Start of Given data

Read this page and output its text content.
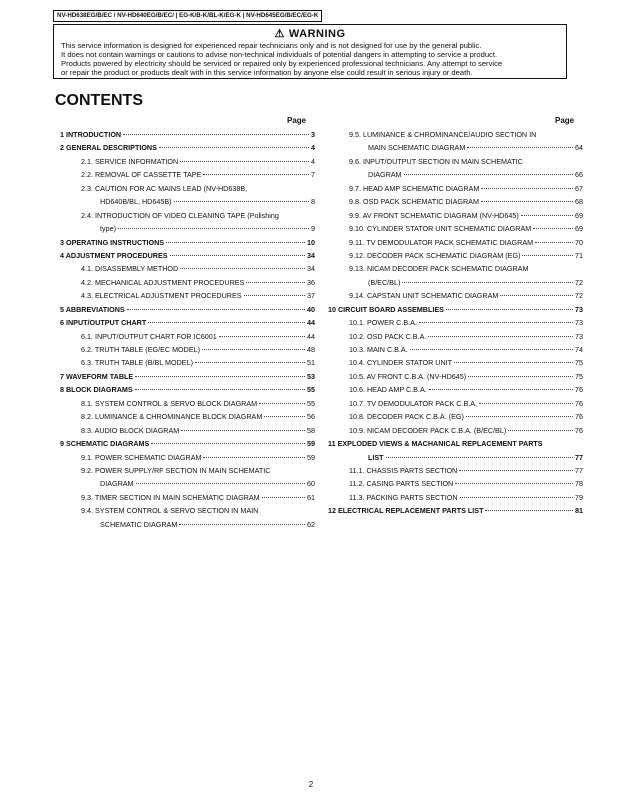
NV-HD638EG/B/EC / NV-HD640EG/B/EC/ | EG-K/B-K/BL-K/EG-K | NV-HD645EG/B/EC/EG-K
⚠ WARNING
This service information is designed for experienced repair technicians only and is not designed for use by the general public.
It does not contain warnings or cautions to advise non-technical individuals of potential dangers in attempting to service a product.
Products powered by electricity should be serviced or repaired only by experienced professional technicians. Any attempt to service
or repair the product or products dealt with in this service information by anyone else could result in serious injury or death.
CONTENTS
Page	Page
1 INTRODUCTION	3
2 GENERAL DESCRIPTIONS	4
2.1. SERVICE INFORMATION	4
2.2. REMOVAL OF CASSETTE TAPE	7
2.3. CAUTION FOR AC MAINS LEAD (NV-HD638B,
HD640B/BL, HD645B)	8
2.4. INTRODUCTION OF VIDEO CLEANING TAPE (Polishing
type)	9
3 OPERATING INSTRUCTIONS	10
4 ADJUSTMENT PROCEDURES	34
4.1. DISASSEMBLY METHOD	34
4.2. MECHANICAL ADJUSTMENT PROCEDURES	36
4.3. ELECTRICAL ADJUSTMENT PROCEDURES	37
5 ABBREVIATIONS	40
6 INPUT/OUTPUT CHART	44
6.1. INPUT/OUTPUT CHART FOR IC6001	44
6.2. TRUTH TABLE (EG/EC MODEL)	48
6.3. TRUTH TABLE (B/BL MODEL)	51
7 WAVEFORM TABLE	53
8 BLOCK DIAGRAMS	55
8.1. SYSTEM CONTROL & SERVO BLOCK DIAGRAM	55
8.2. LUMINANCE & CHROMINANCE BLOCK DIAGRAM	56
8.3. AUDIO BLOCK DIAGRAM	58
9 SCHEMATIC DIAGRAMS	59
9.1. POWER SCHEMATIC DIAGRAM	59
9.2. POWER SUPPLY/RF SECTION IN MAIN SCHEMATIC
DIAGRAM	60
9.3. TIMER SECTION IN MAIN SCHEMATIC DIAGRAM	61
9.4. SYSTEM CONTROL & SERVO SECTION IN MAIN
SCHEMATIC DIAGRAM	62
9.5. LUMINANCE & CHROMINANCE/AUDIO SECTION IN
MAIN SCHEMATIC DIAGRAM	64
9.6. INPUT/OUTPUT SECTION IN MAIN SCHEMATIC
DIAGRAM	66
9.7. HEAD AMP SCHEMATIC DIAGRAM	67
9.8. OSD PACK SCHEMATIC DIAGRAM	68
9.9. AV FRONT SCHEMATIC DIAGRAM (NV-HD645)	69
9.10. CYLINDER STATOR UNIT SCHEMATIC DIAGRAM	69
9.11. TV DEMODULATOR PACK SCHEMATIC DIAGRAM	70
9.12. DECODER PACK SCHEMATIC DIAGRAM (EG)	71
9.13. NICAM DECODER PACK SCHEMATIC DIAGRAM
(B/EC/BL)	72
9.14. CAPSTAN UNIT SCHEMATIC DIAGRAM	72
10 CIRCUIT BOARD ASSEMBLIES	73
10.1. POWER C.B.A.	73
10.2. OSD PACK C.B.A.	73
10.3. MAIN C.B.A.	74
10.4. CYLINDER STATOR UNIT	75
10.5. AV FRONT C.B.A. (NV-HD645)	75
10.6. HEAD AMP C.B.A.	76
10.7. TV DEMODULATOR PACK C.B.A.	76
10.8. DECODER PACK C.B.A. (EG)	76
10.9. NICAM DECODER PACK C.B.A. (B/EC/BL)	76
11 EXPLODED VIEWS & MACHANICAL REPLACEMENT PARTS
LIST	77
11.1. CHASSIS PARTS SECTION	77
11.2. CASING PARTS SECTION	78
11.3. PACKING PARTS SECTION	79
12 ELECTRICAL REPLACEMENT PARTS LIST	81
2
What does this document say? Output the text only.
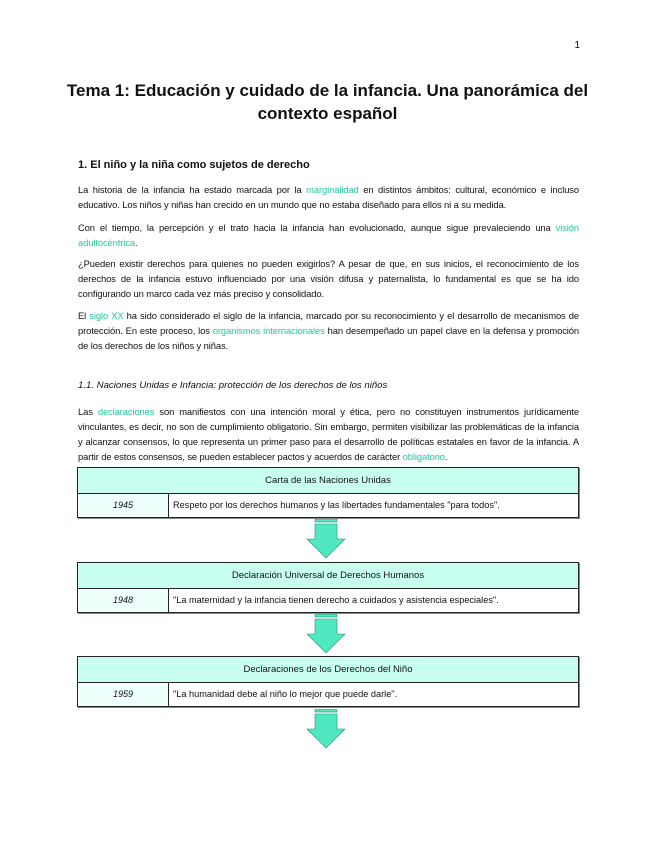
1
Tema 1: Educación y cuidado de la infancia. Una panorámica del contexto español
1. El niño y la niña como sujetos de derecho
La historia de la infancia ha estado marcada por la marginalidad en distintos ámbitos: cultural, económico e incluso educativo. Los niños y niñas han crecido en un mundo que no estaba diseñado para ellos ni a su medida.
Con el tiempo, la percepción y el trato hacia la infancia han evolucionado, aunque sigue prevaleciendo una visión adultocéntrica.
¿Pueden existir derechos para quienes no pueden exigirlos? A pesar de que, en sus inicios, el reconocimiento de los derechos de la infancia estuvo influenciado por una visión difusa y paternalista, lo fundamental es que se ha ido configurando un marco cada vez más preciso y consolidado.
El siglo XX ha sido considerado el siglo de la infancia, marcado por su reconocimiento y el desarrollo de mecanismos de protección. En este proceso, los organismos internacionales han desempeñado un papel clave en la defensa y promoción de los derechos de los niños y niñas.
1.1. Naciones Unidas e Infancia: protección de los derechos de los niños
Las declaraciones son manifiestos con una intención moral y ética, pero no constituyen instrumentos jurídicamente vinculantes, es decir, no son de cumplimiento obligatorio. Sin embargo, permiten visibilizar las problemáticas de la infancia y alcanzar consensos, lo que representa un primer paso para el desarrollo de políticas estatales en favor de la infancia. A partir de estos consensos, se pueden establecer pactos y acuerdos de carácter obligatorio.
Carta de las Naciones Unidas
1945	Respeto por los derechos humanos y las libertades fundamentales "para todos".
Declaración Universal de Derechos Humanos
1948	"La maternidad y la infancia tienen derecho a cuidados y asistencia especiales".
Declaraciones de los Derechos del Niño
1959	"La humanidad debe al niño lo mejor que puede darle".
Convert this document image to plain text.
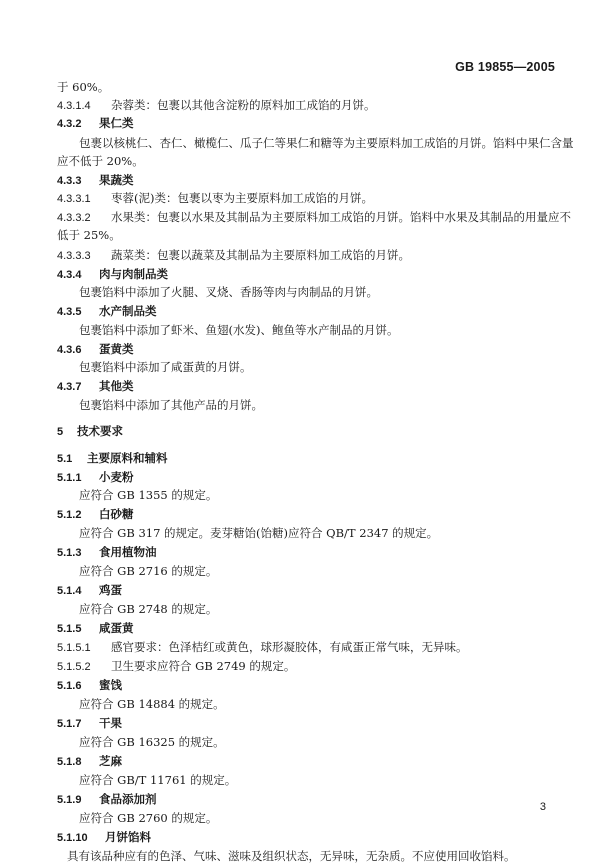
GB 19855—2005
于 60%。
4.3.1.4 杂蓉类：包裹以其他含淀粉的原料加工成馅的月饼。
4.3.2 果仁类
包裹以核桃仁、杏仁、橄榄仁、瓜子仁等果仁和糖等为主要原料加工成馅的月饼。馅料中果仁含量
应不低于 20%。
4.3.3 果蔬类
4.3.3.1 枣蓉(泥)类：包裹以枣为主要原料加工成馅的月饼。
4.3.3.2 水果类：包裹以水果及其制品为主要原料加工成馅的月饼。馅料中水果及其制品的用量应不
低于 25%。
4.3.3.3 蔬菜类：包裹以蔬菜及其制品为主要原料加工成馅的月饼。
4.3.4 肉与肉制品类
包裹馅料中添加了火腿、叉烧、香肠等肉与肉制品的月饼。
4.3.5 水产制品类
包裹馅料中添加了虾米、鱼翅(水发)、鲍鱼等水产制品的月饼。
4.3.6 蛋黄类
包裹馅料中添加了咸蛋黄的月饼。
4.3.7 其他类
包裹馅料中添加了其他产品的月饼。
5 技术要求
5.1 主要原料和辅料
5.1.1 小麦粉
应符合 GB 1355 的规定。
5.1.2 白砂糖
应符合 GB 317 的规定。麦芽糖饴(饴糖)应符合 QB/T 2347 的规定。
5.1.3 食用植物油
应符合 GB 2716 的规定。
5.1.4 鸡蛋
应符合 GB 2748 的规定。
5.1.5 咸蛋黄
5.1.5.1 感官要求：色泽桔红或黄色，球形凝胶体，有咸蛋正常气味，无异味。
5.1.5.2 卫生要求应符合 GB 2749 的规定。
5.1.6 蜜饯
应符合 GB 14884 的规定。
5.1.7 干果
应符合 GB 16325 的规定。
5.1.8 芝麻
应符合 GB/T 11761 的规定。
5.1.9 食品添加剂
应符合 GB 2760 的规定。
5.1.10 月饼馅料
具有该品种应有的色泽、气味、滋味及组织状态，无异味，无杂质。不应使用回收馅料。
3
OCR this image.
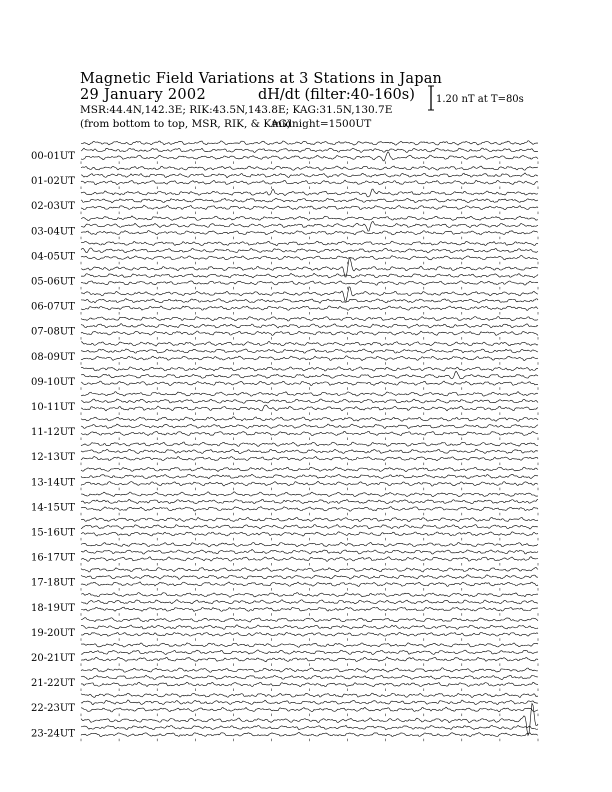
Magnetic Field Variations at 3 Stations in Japan
29 January 2002	dH/dt (filter:40-160s)
MSR:44.4N,142.3E; RIK:43.5N,143.8E; KAG:31.5N,130.7E
(from bottom to top, MSR, RIK, & KAG)
midnight=1500UT
1.20 nT at T=80s
00-01UT
01-02UT
02-03UT
03-04UT
04-05UT
05-06UT
06-07UT
07-08UT
08-09UT
09-10UT
10-11UT
11-12UT
12-13UT
13-14UT
14-15UT
15-16UT
16-17UT
17-18UT
18-19UT
19-20UT
20-21UT
21-22UT
22-23UT
23-24UT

End of Given data

## What the exercise asks
Locate "OCR this image." in the listing above, then print exactly the lines from that line through the final one, omitting all pictures.

## Response
OCR this image.
Magnetic Field Variations at 3 Stations in Japan
29 January 2002	dH/dt (filter:40-160s)
MSR:44.4N,142.3E; RIK:43.5N,143.8E; KAG:31.5N,130.7E
(from bottom to top, MSR, RIK, & KAG)
midnight=1500UT
1.20 nT at T=80s
00-01UT
01-02UT
02-03UT
03-04UT
04-05UT
05-06UT
06-07UT
07-08UT
08-09UT
09-10UT
10-11UT
11-12UT
12-13UT
13-14UT
14-15UT
15-16UT
16-17UT
17-18UT
18-19UT
19-20UT
20-21UT
21-22UT
22-23UT
23-24UT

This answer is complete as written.